Do this: Copy out every one of the following rows word for word, keeping each line unchanged and in its original order.

Listings of element locations
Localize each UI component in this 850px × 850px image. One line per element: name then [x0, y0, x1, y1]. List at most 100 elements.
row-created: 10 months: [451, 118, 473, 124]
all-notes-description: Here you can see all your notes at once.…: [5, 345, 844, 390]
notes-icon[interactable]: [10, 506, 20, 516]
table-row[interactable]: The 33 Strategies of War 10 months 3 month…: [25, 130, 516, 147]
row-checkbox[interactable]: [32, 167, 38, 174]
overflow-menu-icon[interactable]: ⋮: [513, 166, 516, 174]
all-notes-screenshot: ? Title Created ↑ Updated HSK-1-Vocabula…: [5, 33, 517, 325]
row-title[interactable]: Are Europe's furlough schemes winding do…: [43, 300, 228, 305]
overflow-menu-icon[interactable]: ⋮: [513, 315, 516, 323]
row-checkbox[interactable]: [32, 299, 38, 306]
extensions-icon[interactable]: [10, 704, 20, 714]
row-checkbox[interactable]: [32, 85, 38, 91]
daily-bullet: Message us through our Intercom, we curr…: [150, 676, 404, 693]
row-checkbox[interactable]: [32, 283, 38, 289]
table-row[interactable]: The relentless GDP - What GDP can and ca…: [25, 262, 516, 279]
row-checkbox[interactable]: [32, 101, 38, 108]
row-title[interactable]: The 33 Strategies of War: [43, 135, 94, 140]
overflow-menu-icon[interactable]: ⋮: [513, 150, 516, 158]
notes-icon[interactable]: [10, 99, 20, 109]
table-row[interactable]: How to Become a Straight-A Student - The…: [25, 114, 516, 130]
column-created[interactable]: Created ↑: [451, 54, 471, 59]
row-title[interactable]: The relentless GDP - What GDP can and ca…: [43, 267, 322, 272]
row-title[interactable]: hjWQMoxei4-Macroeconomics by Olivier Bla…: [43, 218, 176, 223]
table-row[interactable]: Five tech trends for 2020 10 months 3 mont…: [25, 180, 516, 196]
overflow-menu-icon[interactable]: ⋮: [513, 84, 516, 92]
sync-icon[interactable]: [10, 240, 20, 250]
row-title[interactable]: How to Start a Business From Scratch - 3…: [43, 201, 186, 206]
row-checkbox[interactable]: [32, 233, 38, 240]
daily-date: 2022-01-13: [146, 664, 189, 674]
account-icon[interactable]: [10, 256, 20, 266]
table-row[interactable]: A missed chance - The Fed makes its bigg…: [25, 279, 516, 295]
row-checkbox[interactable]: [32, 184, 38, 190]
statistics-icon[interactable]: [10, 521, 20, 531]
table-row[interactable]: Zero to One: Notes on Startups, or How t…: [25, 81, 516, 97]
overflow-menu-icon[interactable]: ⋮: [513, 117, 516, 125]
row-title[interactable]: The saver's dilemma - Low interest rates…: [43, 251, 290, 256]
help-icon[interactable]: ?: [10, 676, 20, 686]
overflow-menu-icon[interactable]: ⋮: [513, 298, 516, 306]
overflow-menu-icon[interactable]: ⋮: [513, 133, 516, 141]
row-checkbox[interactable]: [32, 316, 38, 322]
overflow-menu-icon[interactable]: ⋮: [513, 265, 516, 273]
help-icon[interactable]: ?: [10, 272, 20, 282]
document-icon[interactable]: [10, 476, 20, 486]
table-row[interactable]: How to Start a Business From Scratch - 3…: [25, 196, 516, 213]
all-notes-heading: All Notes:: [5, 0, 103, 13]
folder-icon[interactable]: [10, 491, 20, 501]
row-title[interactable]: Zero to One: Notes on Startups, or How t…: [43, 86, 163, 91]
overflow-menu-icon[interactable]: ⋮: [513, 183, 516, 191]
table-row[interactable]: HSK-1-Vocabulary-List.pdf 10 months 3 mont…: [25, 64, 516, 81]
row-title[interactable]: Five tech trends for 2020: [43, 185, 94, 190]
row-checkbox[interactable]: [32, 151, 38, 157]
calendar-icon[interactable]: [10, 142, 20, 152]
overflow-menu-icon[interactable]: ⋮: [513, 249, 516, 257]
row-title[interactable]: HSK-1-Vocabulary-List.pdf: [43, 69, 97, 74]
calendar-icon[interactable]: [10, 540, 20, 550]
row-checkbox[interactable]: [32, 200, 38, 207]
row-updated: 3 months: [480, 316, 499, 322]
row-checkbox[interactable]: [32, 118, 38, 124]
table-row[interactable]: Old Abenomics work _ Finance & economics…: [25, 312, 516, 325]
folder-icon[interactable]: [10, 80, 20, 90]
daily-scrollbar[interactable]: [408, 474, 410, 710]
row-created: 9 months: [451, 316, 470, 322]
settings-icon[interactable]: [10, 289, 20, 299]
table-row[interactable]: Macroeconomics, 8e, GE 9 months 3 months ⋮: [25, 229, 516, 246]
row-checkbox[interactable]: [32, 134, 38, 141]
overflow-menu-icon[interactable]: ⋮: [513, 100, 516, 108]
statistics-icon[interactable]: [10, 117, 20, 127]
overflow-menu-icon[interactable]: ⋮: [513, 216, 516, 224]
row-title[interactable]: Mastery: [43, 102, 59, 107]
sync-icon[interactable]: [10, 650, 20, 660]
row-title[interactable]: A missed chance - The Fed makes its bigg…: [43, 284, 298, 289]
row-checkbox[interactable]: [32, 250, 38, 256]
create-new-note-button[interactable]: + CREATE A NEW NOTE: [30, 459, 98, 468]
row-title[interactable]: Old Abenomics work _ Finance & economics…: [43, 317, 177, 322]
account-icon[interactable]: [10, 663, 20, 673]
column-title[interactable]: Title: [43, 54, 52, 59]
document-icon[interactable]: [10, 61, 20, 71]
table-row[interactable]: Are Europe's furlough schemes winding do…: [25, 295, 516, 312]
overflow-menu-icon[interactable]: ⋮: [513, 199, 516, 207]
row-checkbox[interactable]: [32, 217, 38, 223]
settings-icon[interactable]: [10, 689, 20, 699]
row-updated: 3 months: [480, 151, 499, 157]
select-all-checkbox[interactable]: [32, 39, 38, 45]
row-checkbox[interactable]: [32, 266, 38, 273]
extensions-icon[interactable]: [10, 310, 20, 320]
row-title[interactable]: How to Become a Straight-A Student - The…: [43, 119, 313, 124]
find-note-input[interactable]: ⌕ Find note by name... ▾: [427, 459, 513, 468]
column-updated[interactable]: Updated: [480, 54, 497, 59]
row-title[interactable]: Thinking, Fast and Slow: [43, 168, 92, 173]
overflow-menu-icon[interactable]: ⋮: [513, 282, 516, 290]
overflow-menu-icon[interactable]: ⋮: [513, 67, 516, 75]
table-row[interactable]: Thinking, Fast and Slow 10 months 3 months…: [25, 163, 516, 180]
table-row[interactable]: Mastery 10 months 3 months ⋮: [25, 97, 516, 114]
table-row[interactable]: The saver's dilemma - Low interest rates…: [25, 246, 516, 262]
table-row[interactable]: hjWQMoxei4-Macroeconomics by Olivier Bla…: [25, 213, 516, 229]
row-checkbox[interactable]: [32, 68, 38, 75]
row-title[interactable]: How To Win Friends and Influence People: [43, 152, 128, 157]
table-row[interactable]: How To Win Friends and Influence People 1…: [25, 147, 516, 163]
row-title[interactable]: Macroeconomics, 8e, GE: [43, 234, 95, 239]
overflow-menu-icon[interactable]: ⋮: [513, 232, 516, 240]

Problem solution:
Localize each UI component in this 850px × 850px image. One line per element: name then [x0, y0, x1, y1]. List at most 100 elements.
row-created: 10 months: [451, 118, 473, 124]
all-notes-description: Here you can see all your notes at once.…: [5, 345, 844, 390]
notes-icon[interactable]: [10, 506, 20, 516]
table-row[interactable]: The 33 Strategies of War 10 months 3 month…: [25, 130, 516, 147]
row-checkbox[interactable]: [32, 167, 38, 174]
overflow-menu-icon[interactable]: ⋮: [513, 166, 516, 174]
all-notes-screenshot: ? Title Created ↑ Updated HSK-1-Vocabula…: [5, 33, 517, 325]
row-title[interactable]: Are Europe's furlough schemes winding do…: [43, 300, 228, 305]
overflow-menu-icon[interactable]: ⋮: [513, 315, 516, 323]
row-checkbox[interactable]: [32, 299, 38, 306]
extensions-icon[interactable]: [10, 704, 20, 714]
row-checkbox[interactable]: [32, 85, 38, 91]
daily-bullet: Message us through our Intercom, we curr…: [150, 676, 404, 693]
row-checkbox[interactable]: [32, 283, 38, 289]
table-row[interactable]: The relentless GDP - What GDP can and ca…: [25, 262, 516, 279]
row-checkbox[interactable]: [32, 101, 38, 108]
row-title[interactable]: The 33 Strategies of War: [43, 135, 94, 140]
overflow-menu-icon[interactable]: ⋮: [513, 150, 516, 158]
notes-icon[interactable]: [10, 99, 20, 109]
table-row[interactable]: How to Become a Straight-A Student - The…: [25, 114, 516, 130]
column-created[interactable]: Created ↑: [451, 54, 471, 59]
row-title[interactable]: The relentless GDP - What GDP can and ca…: [43, 267, 322, 272]
row-title[interactable]: hjWQMoxei4-Macroeconomics by Olivier Bla…: [43, 218, 176, 223]
table-row[interactable]: Five tech trends for 2020 10 months 3 mont…: [25, 180, 516, 196]
overflow-menu-icon[interactable]: ⋮: [513, 84, 516, 92]
sync-icon[interactable]: [10, 240, 20, 250]
row-title[interactable]: How to Start a Business From Scratch - 3…: [43, 201, 186, 206]
row-checkbox[interactable]: [32, 233, 38, 240]
daily-date: 2022-01-13: [146, 664, 189, 674]
account-icon[interactable]: [10, 256, 20, 266]
table-row[interactable]: A missed chance - The Fed makes its bigg…: [25, 279, 516, 295]
row-checkbox[interactable]: [32, 184, 38, 190]
statistics-icon[interactable]: [10, 521, 20, 531]
table-row[interactable]: Zero to One: Notes on Startups, or How t…: [25, 81, 516, 97]
overflow-menu-icon[interactable]: ⋮: [513, 117, 516, 125]
row-title[interactable]: The saver's dilemma - Low interest rates…: [43, 251, 290, 256]
help-icon[interactable]: ?: [10, 676, 20, 686]
overflow-menu-icon[interactable]: ⋮: [513, 298, 516, 306]
overflow-menu-icon[interactable]: ⋮: [513, 133, 516, 141]
row-checkbox[interactable]: [32, 316, 38, 322]
overflow-menu-icon[interactable]: ⋮: [513, 265, 516, 273]
help-icon[interactable]: ?: [10, 272, 20, 282]
document-icon[interactable]: [10, 476, 20, 486]
table-row[interactable]: How to Start a Business From Scratch - 3…: [25, 196, 516, 213]
all-notes-heading: All Notes:: [5, 0, 103, 13]
folder-icon[interactable]: [10, 491, 20, 501]
row-title[interactable]: Zero to One: Notes on Startups, or How t…: [43, 86, 163, 91]
overflow-menu-icon[interactable]: ⋮: [513, 183, 516, 191]
table-row[interactable]: HSK-1-Vocabulary-List.pdf 10 months 3 mont…: [25, 64, 516, 81]
row-title[interactable]: Five tech trends for 2020: [43, 185, 94, 190]
row-checkbox[interactable]: [32, 151, 38, 157]
calendar-icon[interactable]: [10, 142, 20, 152]
overflow-menu-icon[interactable]: ⋮: [513, 249, 516, 257]
row-title[interactable]: HSK-1-Vocabulary-List.pdf: [43, 69, 97, 74]
calendar-icon[interactable]: [10, 540, 20, 550]
row-checkbox[interactable]: [32, 200, 38, 207]
row-updated: 3 months: [480, 316, 499, 322]
row-checkbox[interactable]: [32, 118, 38, 124]
table-row[interactable]: Old Abenomics work _ Finance & economics…: [25, 312, 516, 325]
folder-icon[interactable]: [10, 80, 20, 90]
daily-scrollbar[interactable]: [408, 474, 410, 710]
row-created: 9 months: [451, 316, 470, 322]
settings-icon[interactable]: [10, 289, 20, 299]
table-row[interactable]: Macroeconomics, 8e, GE 9 months 3 months ⋮: [25, 229, 516, 246]
row-checkbox[interactable]: [32, 134, 38, 141]
overflow-menu-icon[interactable]: ⋮: [513, 100, 516, 108]
statistics-icon[interactable]: [10, 117, 20, 127]
overflow-menu-icon[interactable]: ⋮: [513, 216, 516, 224]
row-title[interactable]: Mastery: [43, 102, 59, 107]
sync-icon[interactable]: [10, 650, 20, 660]
row-title[interactable]: A missed chance - The Fed makes its bigg…: [43, 284, 298, 289]
row-checkbox[interactable]: [32, 250, 38, 256]
create-new-note-button[interactable]: + CREATE A NEW NOTE: [30, 459, 98, 468]
row-title[interactable]: Old Abenomics work _ Finance & economics…: [43, 317, 177, 322]
account-icon[interactable]: [10, 663, 20, 673]
column-title[interactable]: Title: [43, 54, 52, 59]
document-icon[interactable]: [10, 61, 20, 71]
table-row[interactable]: Are Europe's furlough schemes winding do…: [25, 295, 516, 312]
overflow-menu-icon[interactable]: ⋮: [513, 199, 516, 207]
row-checkbox[interactable]: [32, 217, 38, 223]
settings-icon[interactable]: [10, 689, 20, 699]
row-updated: 3 months: [480, 151, 499, 157]
select-all-checkbox[interactable]: [32, 39, 38, 45]
row-checkbox[interactable]: [32, 266, 38, 273]
extensions-icon[interactable]: [10, 310, 20, 320]
row-title[interactable]: How to Become a Straight-A Student - The…: [43, 119, 313, 124]
find-note-input[interactable]: ⌕ Find note by name... ▾: [427, 459, 513, 468]
column-updated[interactable]: Updated: [480, 54, 497, 59]
row-title[interactable]: Thinking, Fast and Slow: [43, 168, 92, 173]
overflow-menu-icon[interactable]: ⋮: [513, 282, 516, 290]
overflow-menu-icon[interactable]: ⋮: [513, 67, 516, 75]
table-row[interactable]: Thinking, Fast and Slow 10 months 3 months…: [25, 163, 516, 180]
table-row[interactable]: Mastery 10 months 3 months ⋮: [25, 97, 516, 114]
table-row[interactable]: The saver's dilemma - Low interest rates…: [25, 246, 516, 262]
table-row[interactable]: hjWQMoxei4-Macroeconomics by Olivier Bla…: [25, 213, 516, 229]
row-checkbox[interactable]: [32, 68, 38, 75]
row-title[interactable]: How To Win Friends and Influence People: [43, 152, 128, 157]
table-row[interactable]: How To Win Friends and Influence People 1…: [25, 147, 516, 163]
row-title[interactable]: Macroeconomics, 8e, GE: [43, 234, 95, 239]
overflow-menu-icon[interactable]: ⋮: [513, 232, 516, 240]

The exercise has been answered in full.